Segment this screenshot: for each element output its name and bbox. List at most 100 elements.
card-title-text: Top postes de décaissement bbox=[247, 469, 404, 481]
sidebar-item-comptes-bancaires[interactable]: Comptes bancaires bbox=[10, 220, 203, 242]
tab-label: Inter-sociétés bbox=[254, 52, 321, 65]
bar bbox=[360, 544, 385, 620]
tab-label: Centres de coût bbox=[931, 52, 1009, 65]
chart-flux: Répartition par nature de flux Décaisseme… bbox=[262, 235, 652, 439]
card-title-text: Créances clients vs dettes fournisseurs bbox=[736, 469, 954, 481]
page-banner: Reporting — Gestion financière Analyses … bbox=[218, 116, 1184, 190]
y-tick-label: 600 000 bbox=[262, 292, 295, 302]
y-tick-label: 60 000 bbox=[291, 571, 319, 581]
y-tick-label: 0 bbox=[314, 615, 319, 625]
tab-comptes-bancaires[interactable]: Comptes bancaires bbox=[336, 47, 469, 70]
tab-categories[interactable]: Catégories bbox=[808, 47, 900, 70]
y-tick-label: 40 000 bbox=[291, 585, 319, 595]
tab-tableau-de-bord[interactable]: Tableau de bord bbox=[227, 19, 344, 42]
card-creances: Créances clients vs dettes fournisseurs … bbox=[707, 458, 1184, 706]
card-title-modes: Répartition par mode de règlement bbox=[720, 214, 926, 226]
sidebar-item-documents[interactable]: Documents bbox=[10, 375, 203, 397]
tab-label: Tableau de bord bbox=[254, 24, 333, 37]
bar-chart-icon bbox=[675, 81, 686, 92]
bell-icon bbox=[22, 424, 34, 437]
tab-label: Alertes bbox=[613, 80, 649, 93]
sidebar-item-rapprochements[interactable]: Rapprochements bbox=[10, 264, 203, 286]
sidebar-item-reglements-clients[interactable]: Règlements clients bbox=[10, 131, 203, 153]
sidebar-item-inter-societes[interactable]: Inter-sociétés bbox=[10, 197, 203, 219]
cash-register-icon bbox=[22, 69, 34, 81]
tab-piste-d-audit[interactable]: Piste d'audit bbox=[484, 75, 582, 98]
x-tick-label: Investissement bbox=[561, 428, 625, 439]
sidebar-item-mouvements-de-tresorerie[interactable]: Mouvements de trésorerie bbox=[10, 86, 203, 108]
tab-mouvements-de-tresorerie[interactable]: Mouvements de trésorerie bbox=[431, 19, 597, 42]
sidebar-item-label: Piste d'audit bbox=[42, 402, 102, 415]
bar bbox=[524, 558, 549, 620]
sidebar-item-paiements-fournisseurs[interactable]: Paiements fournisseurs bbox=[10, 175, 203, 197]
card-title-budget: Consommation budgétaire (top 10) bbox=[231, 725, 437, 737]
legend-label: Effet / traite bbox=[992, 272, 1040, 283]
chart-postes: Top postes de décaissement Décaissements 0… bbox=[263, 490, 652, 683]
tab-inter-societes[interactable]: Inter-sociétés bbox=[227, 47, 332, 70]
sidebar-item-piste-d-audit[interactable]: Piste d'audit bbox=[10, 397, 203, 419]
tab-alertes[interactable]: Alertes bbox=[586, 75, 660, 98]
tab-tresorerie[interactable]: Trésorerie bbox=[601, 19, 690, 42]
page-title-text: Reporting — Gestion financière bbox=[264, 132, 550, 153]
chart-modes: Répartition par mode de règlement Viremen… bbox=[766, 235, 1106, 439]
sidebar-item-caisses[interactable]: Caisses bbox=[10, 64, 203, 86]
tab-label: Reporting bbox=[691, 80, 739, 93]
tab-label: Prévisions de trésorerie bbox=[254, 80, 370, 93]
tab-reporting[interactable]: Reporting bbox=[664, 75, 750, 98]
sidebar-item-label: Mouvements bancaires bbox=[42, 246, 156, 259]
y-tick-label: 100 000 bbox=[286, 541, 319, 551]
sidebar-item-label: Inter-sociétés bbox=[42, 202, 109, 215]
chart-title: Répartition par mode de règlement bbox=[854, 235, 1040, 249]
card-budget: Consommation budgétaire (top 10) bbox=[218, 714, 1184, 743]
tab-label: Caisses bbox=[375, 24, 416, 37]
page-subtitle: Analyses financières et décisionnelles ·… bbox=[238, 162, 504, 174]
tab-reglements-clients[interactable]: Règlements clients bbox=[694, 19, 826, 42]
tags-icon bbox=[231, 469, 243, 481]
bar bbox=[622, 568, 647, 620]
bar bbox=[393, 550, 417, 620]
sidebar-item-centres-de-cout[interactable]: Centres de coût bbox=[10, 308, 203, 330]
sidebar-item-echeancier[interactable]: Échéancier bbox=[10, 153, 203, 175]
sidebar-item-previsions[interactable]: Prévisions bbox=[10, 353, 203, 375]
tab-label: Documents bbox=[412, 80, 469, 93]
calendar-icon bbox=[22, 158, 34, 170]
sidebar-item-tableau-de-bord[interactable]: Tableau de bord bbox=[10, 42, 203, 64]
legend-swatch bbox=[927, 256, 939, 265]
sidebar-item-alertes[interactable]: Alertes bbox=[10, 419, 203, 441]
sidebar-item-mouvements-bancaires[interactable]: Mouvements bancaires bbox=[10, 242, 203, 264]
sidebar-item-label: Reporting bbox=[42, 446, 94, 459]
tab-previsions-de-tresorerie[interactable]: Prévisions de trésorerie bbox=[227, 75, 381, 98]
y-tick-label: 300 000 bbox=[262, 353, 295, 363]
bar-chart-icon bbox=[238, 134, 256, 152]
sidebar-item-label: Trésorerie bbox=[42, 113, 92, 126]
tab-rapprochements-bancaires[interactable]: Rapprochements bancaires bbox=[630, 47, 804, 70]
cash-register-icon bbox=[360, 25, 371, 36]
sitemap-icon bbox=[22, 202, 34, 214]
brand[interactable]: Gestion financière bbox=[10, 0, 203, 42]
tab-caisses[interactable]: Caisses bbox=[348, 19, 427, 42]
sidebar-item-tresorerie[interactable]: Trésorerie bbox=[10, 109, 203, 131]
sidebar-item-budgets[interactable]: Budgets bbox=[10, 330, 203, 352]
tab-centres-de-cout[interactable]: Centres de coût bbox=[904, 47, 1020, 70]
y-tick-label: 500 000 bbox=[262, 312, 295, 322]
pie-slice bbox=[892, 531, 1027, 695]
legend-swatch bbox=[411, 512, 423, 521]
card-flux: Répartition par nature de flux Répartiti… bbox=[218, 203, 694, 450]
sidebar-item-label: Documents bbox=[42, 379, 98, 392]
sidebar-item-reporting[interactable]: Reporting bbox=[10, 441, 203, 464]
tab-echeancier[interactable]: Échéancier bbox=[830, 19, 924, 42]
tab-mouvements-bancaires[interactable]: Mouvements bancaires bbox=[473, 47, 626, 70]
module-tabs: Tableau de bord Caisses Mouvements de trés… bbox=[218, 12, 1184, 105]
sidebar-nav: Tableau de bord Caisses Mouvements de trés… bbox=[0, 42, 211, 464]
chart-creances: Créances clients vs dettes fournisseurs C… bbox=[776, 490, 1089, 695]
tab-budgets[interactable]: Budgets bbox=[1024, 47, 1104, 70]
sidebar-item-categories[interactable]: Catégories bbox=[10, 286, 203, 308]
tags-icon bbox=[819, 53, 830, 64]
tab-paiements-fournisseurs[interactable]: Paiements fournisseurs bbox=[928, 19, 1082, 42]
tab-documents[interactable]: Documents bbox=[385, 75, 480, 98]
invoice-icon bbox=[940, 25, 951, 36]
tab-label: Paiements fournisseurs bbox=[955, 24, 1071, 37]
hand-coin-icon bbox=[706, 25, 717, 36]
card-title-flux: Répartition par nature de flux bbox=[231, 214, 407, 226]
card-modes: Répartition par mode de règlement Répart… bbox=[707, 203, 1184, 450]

■ **WORK TO COMPLETE**
Please reproduce every one of the entries above word for word, keeping their original order.

■ **OUTPUT FOR THIS TASK**
Segment this screenshot: for each element output its name and bbox. List at most 100 elements.
card-title-text: Top postes de décaissement bbox=[247, 469, 404, 481]
sidebar-item-comptes-bancaires[interactable]: Comptes bancaires bbox=[10, 220, 203, 242]
tab-label: Inter-sociétés bbox=[254, 52, 321, 65]
bar bbox=[360, 544, 385, 620]
tab-label: Centres de coût bbox=[931, 52, 1009, 65]
chart-flux: Répartition par nature de flux Décaisseme… bbox=[262, 235, 652, 439]
card-title-text: Créances clients vs dettes fournisseurs bbox=[736, 469, 954, 481]
page-banner: Reporting — Gestion financière Analyses … bbox=[218, 116, 1184, 190]
y-tick-label: 600 000 bbox=[262, 292, 295, 302]
y-tick-label: 60 000 bbox=[291, 571, 319, 581]
y-tick-label: 0 bbox=[314, 615, 319, 625]
tab-comptes-bancaires[interactable]: Comptes bancaires bbox=[336, 47, 469, 70]
tab-categories[interactable]: Catégories bbox=[808, 47, 900, 70]
y-tick-label: 40 000 bbox=[291, 585, 319, 595]
tab-tableau-de-bord[interactable]: Tableau de bord bbox=[227, 19, 344, 42]
card-creances: Créances clients vs dettes fournisseurs … bbox=[707, 458, 1184, 706]
card-title-modes: Répartition par mode de règlement bbox=[720, 214, 926, 226]
sidebar-item-documents[interactable]: Documents bbox=[10, 375, 203, 397]
tab-label: Tableau de bord bbox=[254, 24, 333, 37]
bar-chart-icon bbox=[675, 81, 686, 92]
bell-icon bbox=[22, 424, 34, 437]
tab-label: Alertes bbox=[613, 80, 649, 93]
sidebar-item-rapprochements[interactable]: Rapprochements bbox=[10, 264, 203, 286]
sidebar-item-reglements-clients[interactable]: Règlements clients bbox=[10, 131, 203, 153]
sidebar-item-inter-societes[interactable]: Inter-sociétés bbox=[10, 197, 203, 219]
cash-register-icon bbox=[22, 69, 34, 81]
tab-piste-d-audit[interactable]: Piste d'audit bbox=[484, 75, 582, 98]
x-tick-label: Investissement bbox=[561, 428, 625, 439]
sidebar-item-mouvements-de-tresorerie[interactable]: Mouvements de trésorerie bbox=[10, 86, 203, 108]
tab-mouvements-de-tresorerie[interactable]: Mouvements de trésorerie bbox=[431, 19, 597, 42]
sidebar-item-label: Piste d'audit bbox=[42, 402, 102, 415]
bar bbox=[524, 558, 549, 620]
sidebar-item-paiements-fournisseurs[interactable]: Paiements fournisseurs bbox=[10, 175, 203, 197]
card-title-budget: Consommation budgétaire (top 10) bbox=[231, 725, 437, 737]
legend-label: Effet / traite bbox=[992, 272, 1040, 283]
chart-postes: Top postes de décaissement Décaissements 0… bbox=[263, 490, 652, 683]
tab-inter-societes[interactable]: Inter-sociétés bbox=[227, 47, 332, 70]
sidebar-item-piste-d-audit[interactable]: Piste d'audit bbox=[10, 397, 203, 419]
tab-alertes[interactable]: Alertes bbox=[586, 75, 660, 98]
tab-tresorerie[interactable]: Trésorerie bbox=[601, 19, 690, 42]
page-title-text: Reporting — Gestion financière bbox=[264, 132, 550, 153]
chart-modes: Répartition par mode de règlement Viremen… bbox=[766, 235, 1106, 439]
sidebar-item-caisses[interactable]: Caisses bbox=[10, 64, 203, 86]
tab-label: Reporting bbox=[691, 80, 739, 93]
tab-label: Prévisions de trésorerie bbox=[254, 80, 370, 93]
tab-reporting[interactable]: Reporting bbox=[664, 75, 750, 98]
sidebar-item-label: Mouvements bancaires bbox=[42, 246, 156, 259]
y-tick-label: 100 000 bbox=[286, 541, 319, 551]
sidebar-item-label: Inter-sociétés bbox=[42, 202, 109, 215]
chart-title: Répartition par mode de règlement bbox=[854, 235, 1040, 249]
card-budget: Consommation budgétaire (top 10) bbox=[218, 714, 1184, 743]
tab-label: Caisses bbox=[375, 24, 416, 37]
page-subtitle: Analyses financières et décisionnelles ·… bbox=[238, 162, 504, 174]
tab-reglements-clients[interactable]: Règlements clients bbox=[694, 19, 826, 42]
tags-icon bbox=[231, 469, 243, 481]
bar bbox=[622, 568, 647, 620]
bar bbox=[393, 550, 417, 620]
sidebar-item-centres-de-cout[interactable]: Centres de coût bbox=[10, 308, 203, 330]
sidebar-item-echeancier[interactable]: Échéancier bbox=[10, 153, 203, 175]
sidebar-item-previsions[interactable]: Prévisions bbox=[10, 353, 203, 375]
tab-label: Documents bbox=[412, 80, 469, 93]
calendar-icon bbox=[22, 158, 34, 170]
sidebar-item-tableau-de-bord[interactable]: Tableau de bord bbox=[10, 42, 203, 64]
legend-swatch bbox=[927, 256, 939, 265]
sidebar-item-alertes[interactable]: Alertes bbox=[10, 419, 203, 441]
sidebar-item-mouvements-bancaires[interactable]: Mouvements bancaires bbox=[10, 242, 203, 264]
sidebar-item-label: Reporting bbox=[42, 446, 94, 459]
tab-previsions-de-tresorerie[interactable]: Prévisions de trésorerie bbox=[227, 75, 381, 98]
y-tick-label: 300 000 bbox=[262, 353, 295, 363]
bar-chart-icon bbox=[238, 134, 256, 152]
sidebar-item-label: Trésorerie bbox=[42, 113, 92, 126]
tab-rapprochements-bancaires[interactable]: Rapprochements bancaires bbox=[630, 47, 804, 70]
cash-register-icon bbox=[360, 25, 371, 36]
sitemap-icon bbox=[22, 202, 34, 214]
brand[interactable]: Gestion financière bbox=[10, 0, 203, 42]
tab-caisses[interactable]: Caisses bbox=[348, 19, 427, 42]
sidebar-item-tresorerie[interactable]: Trésorerie bbox=[10, 109, 203, 131]
sidebar-item-budgets[interactable]: Budgets bbox=[10, 330, 203, 352]
tab-centres-de-cout[interactable]: Centres de coût bbox=[904, 47, 1020, 70]
y-tick-label: 500 000 bbox=[262, 312, 295, 322]
pie-slice bbox=[892, 531, 1027, 695]
legend-swatch bbox=[411, 512, 423, 521]
card-flux: Répartition par nature de flux Répartiti… bbox=[218, 203, 694, 450]
sidebar-item-label: Documents bbox=[42, 379, 98, 392]
sidebar-item-reporting[interactable]: Reporting bbox=[10, 441, 203, 464]
tab-echeancier[interactable]: Échéancier bbox=[830, 19, 924, 42]
tab-mouvements-bancaires[interactable]: Mouvements bancaires bbox=[473, 47, 626, 70]
module-tabs: Tableau de bord Caisses Mouvements de trés… bbox=[218, 12, 1184, 105]
sidebar-nav: Tableau de bord Caisses Mouvements de trés… bbox=[0, 42, 211, 464]
chart-creances: Créances clients vs dettes fournisseurs C… bbox=[776, 490, 1089, 695]
tab-budgets[interactable]: Budgets bbox=[1024, 47, 1104, 70]
sidebar-item-categories[interactable]: Catégories bbox=[10, 286, 203, 308]
tags-icon bbox=[819, 53, 830, 64]
tab-paiements-fournisseurs[interactable]: Paiements fournisseurs bbox=[928, 19, 1082, 42]
tab-documents[interactable]: Documents bbox=[385, 75, 480, 98]
invoice-icon bbox=[940, 25, 951, 36]
tab-label: Paiements fournisseurs bbox=[955, 24, 1071, 37]
hand-coin-icon bbox=[706, 25, 717, 36]
card-title-flux: Répartition par nature de flux bbox=[231, 214, 407, 226]
card-modes: Répartition par mode de règlement Répart… bbox=[707, 203, 1184, 450]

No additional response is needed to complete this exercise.